Otro día feliz fue el año pasado, que fui con mi hija a Roma. ¡Qué emoción cuando monté en avión!, y cuantas cosas hemos visto. Porque, como decían mis padres, para saber: andar y leer.
Ahora soy una persona mayor, tengo tiempo para todo. También hago muchas actividades, encuadernación, teatro y todo con los centros sociales. Tenemos muchas oportunidades.
¡Cuantas cosas me perdí de hacer en mi juventud! No podíamos besarnos en público con algún chico. Todo era pecado. ¡Qué inocentes éramos! Pero a pesar de todo, vivíamos felices y ahora en eso hay diferencia. Están muy espabilados. Me dicen (preguntan) mis nietos muchas cosas, como por ejemplo: qué postura poníamos el abuelo y yo para hacer el amor. Primero me ponía colorada, pero ahora ya me estoy haciendo a ello con los tiempos, a ser una abuela marchosa. Les digo qué me parece bien y lo que no, y les aconsejo los beneficios que traen algunas cosas y los perjuicios que traen otra.

--- PROBLEMAS ---
• 1. Según el texto mostrado, ¿a qué ciudad se viajó el año pasado y con quién?
• 2. Enumera todos los familiares que se mencionan en el texto mostrado.

--- REGISTROS ---
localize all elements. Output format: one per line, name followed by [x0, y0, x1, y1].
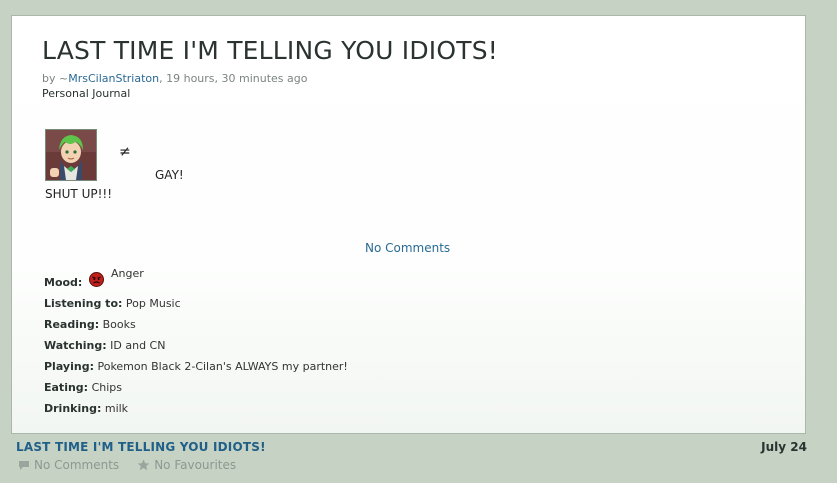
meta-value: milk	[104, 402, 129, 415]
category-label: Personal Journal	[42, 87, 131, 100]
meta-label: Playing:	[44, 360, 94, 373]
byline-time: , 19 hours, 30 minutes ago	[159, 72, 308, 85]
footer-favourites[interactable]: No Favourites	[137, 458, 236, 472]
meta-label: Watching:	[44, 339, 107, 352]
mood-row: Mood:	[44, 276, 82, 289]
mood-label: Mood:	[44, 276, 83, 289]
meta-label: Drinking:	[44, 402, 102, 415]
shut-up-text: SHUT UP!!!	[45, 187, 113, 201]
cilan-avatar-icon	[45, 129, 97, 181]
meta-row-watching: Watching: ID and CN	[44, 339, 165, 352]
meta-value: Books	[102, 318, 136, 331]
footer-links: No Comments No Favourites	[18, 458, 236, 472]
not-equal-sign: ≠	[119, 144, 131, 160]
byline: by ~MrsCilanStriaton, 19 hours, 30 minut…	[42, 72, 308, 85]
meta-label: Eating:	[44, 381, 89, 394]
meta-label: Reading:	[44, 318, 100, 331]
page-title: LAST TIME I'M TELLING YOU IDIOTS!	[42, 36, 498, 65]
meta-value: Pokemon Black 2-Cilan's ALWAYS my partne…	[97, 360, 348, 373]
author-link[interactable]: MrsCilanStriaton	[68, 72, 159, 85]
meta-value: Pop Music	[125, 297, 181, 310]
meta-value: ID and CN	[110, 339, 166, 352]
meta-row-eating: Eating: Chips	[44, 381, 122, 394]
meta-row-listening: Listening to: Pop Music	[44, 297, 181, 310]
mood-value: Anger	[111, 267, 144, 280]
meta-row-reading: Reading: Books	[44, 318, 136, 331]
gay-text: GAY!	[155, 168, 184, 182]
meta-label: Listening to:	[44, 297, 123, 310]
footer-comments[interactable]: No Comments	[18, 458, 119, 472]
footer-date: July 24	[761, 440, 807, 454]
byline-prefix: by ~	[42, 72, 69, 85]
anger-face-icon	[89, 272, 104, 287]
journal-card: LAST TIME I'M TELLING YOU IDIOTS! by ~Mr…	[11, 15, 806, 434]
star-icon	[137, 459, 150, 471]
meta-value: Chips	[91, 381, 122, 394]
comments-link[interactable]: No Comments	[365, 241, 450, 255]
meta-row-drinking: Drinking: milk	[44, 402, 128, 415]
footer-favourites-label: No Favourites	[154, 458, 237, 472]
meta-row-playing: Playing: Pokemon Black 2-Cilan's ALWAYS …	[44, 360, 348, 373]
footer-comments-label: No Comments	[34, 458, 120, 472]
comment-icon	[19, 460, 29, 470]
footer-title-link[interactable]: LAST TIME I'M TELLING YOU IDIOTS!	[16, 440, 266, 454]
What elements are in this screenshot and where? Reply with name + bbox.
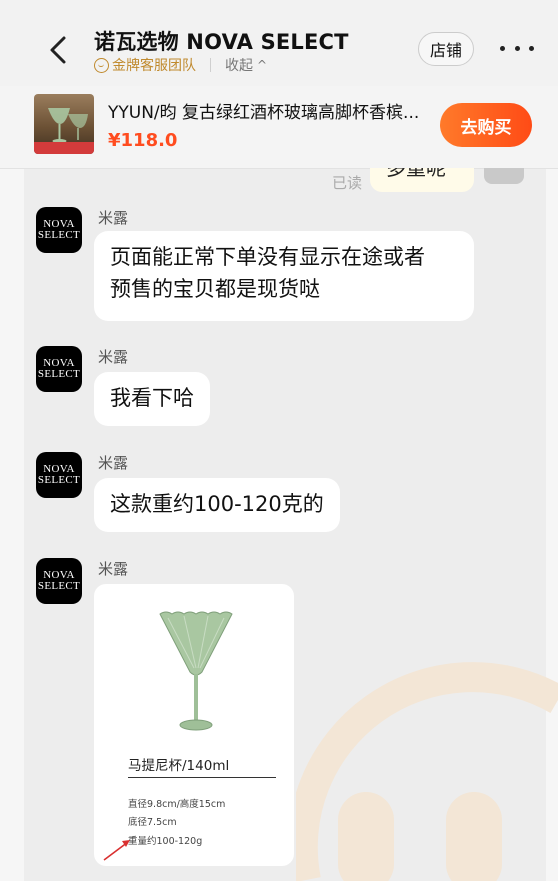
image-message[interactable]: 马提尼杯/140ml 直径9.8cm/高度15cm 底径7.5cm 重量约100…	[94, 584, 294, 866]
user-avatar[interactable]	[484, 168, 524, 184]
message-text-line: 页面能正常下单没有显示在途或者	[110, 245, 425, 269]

--- CONJUNTO DE RESPUESTAS ---
• 1. A Roma, con la hija.

• 2. La hija, los padres, los nietos y el abuelo.